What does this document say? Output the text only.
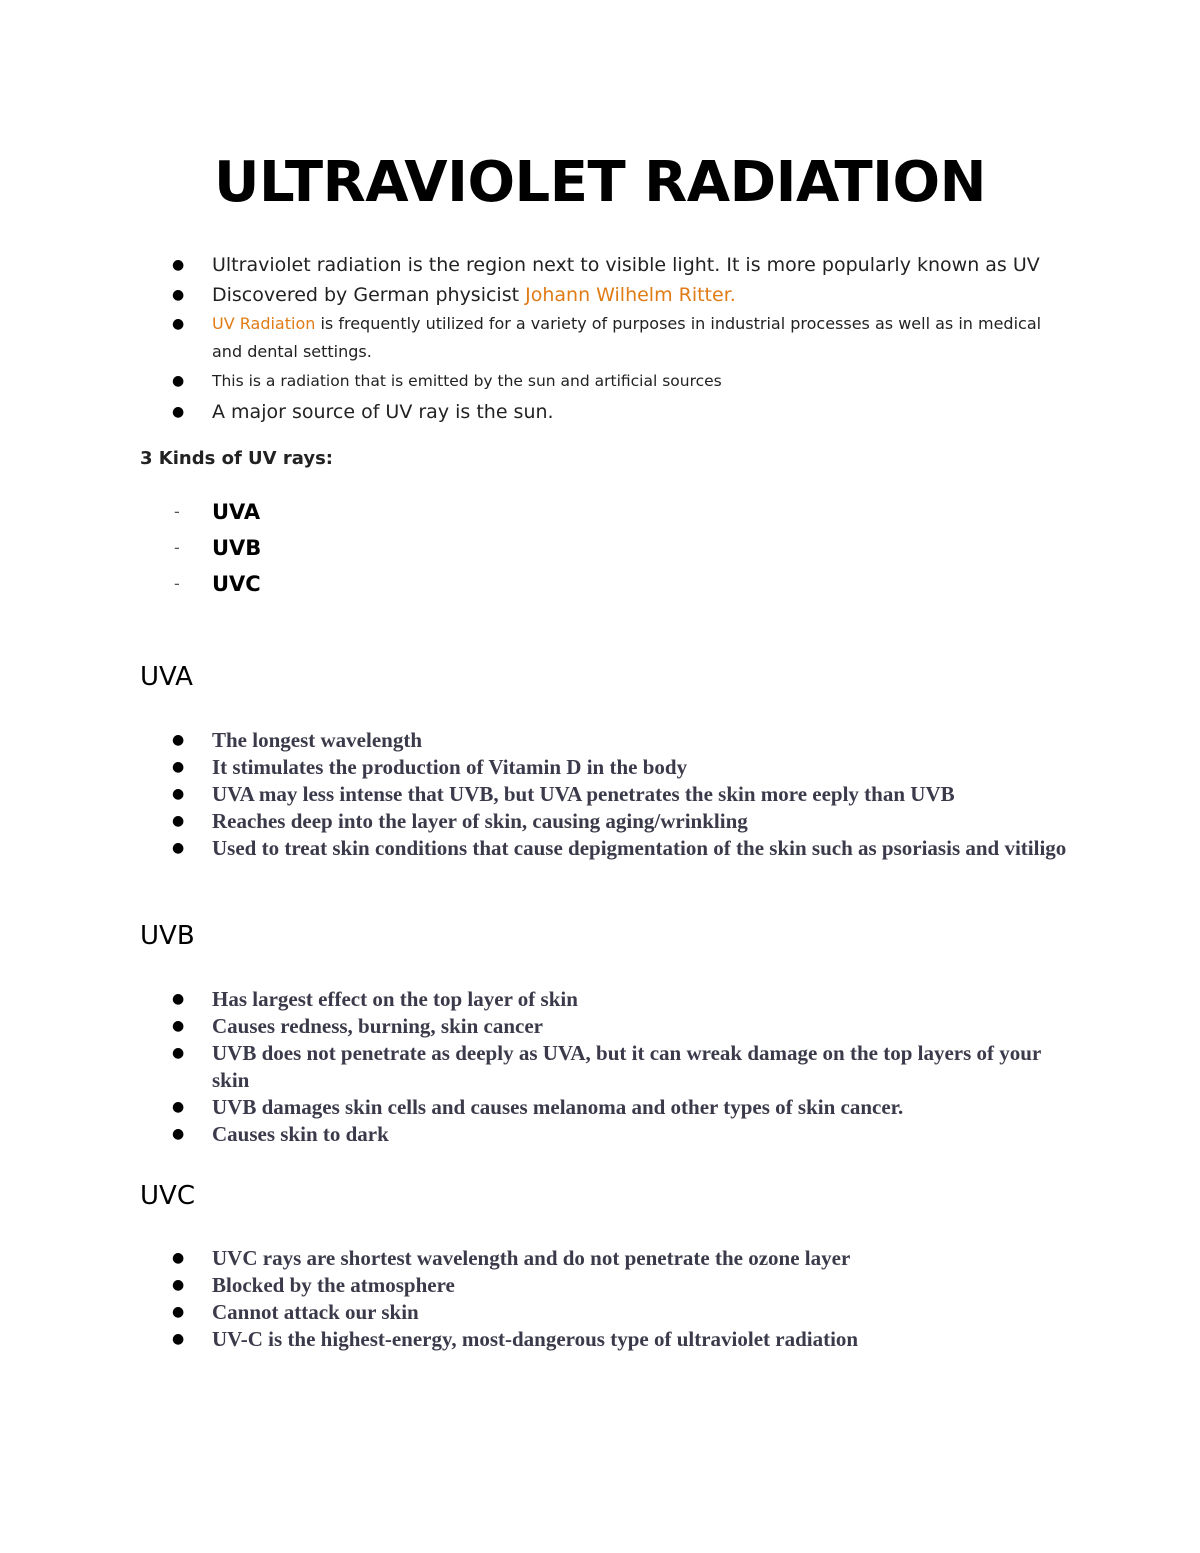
ULTRAVIOLET RADIATION
● Ultraviolet radiation is the region next to visible light. It is more popularly known as UV
● Discovered by German physicist Johann Wilhelm Ritter.
● UV Radiation is frequently utilized for a variety of purposes in industrial processes as well as in medical and dental settings.
● This is a radiation that is emitted by the sun and artificial sources
● A major source of UV ray is the sun.
3 Kinds of UV rays:
- UVA
- UVB
- UVC
UVA
● The longest wavelength
● It stimulates the production of Vitamin D in the body
● UVA may less intense that UVB, but UVA penetrates the skin more eeply than UVB
● Reaches deep into the layer of skin, causing aging/wrinkling
● Used to treat skin conditions that cause depigmentation of the skin such as psoriasis and vitiligo
UVB
● Has largest effect on the top layer of skin
● Causes redness, burning, skin cancer
● UVB does not penetrate as deeply as UVA, but it can wreak damage on the top layers of your skin
● UVB damages skin cells and causes melanoma and other types of skin cancer.
● Causes skin to dark
UVC
● UVC rays are shortest wavelength and do not penetrate the ozone layer
● Blocked by the atmosphere
● Cannot attack our skin
● UV-C is the highest-energy, most-dangerous type of ultraviolet radiation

════

> Try it:
Identify the lines of the data that contain the word "rays". Copy each of them.

> Response area:
3 Kinds of UV rays:
● UVC rays are shortest wavelength and do not penetrate the ozone layer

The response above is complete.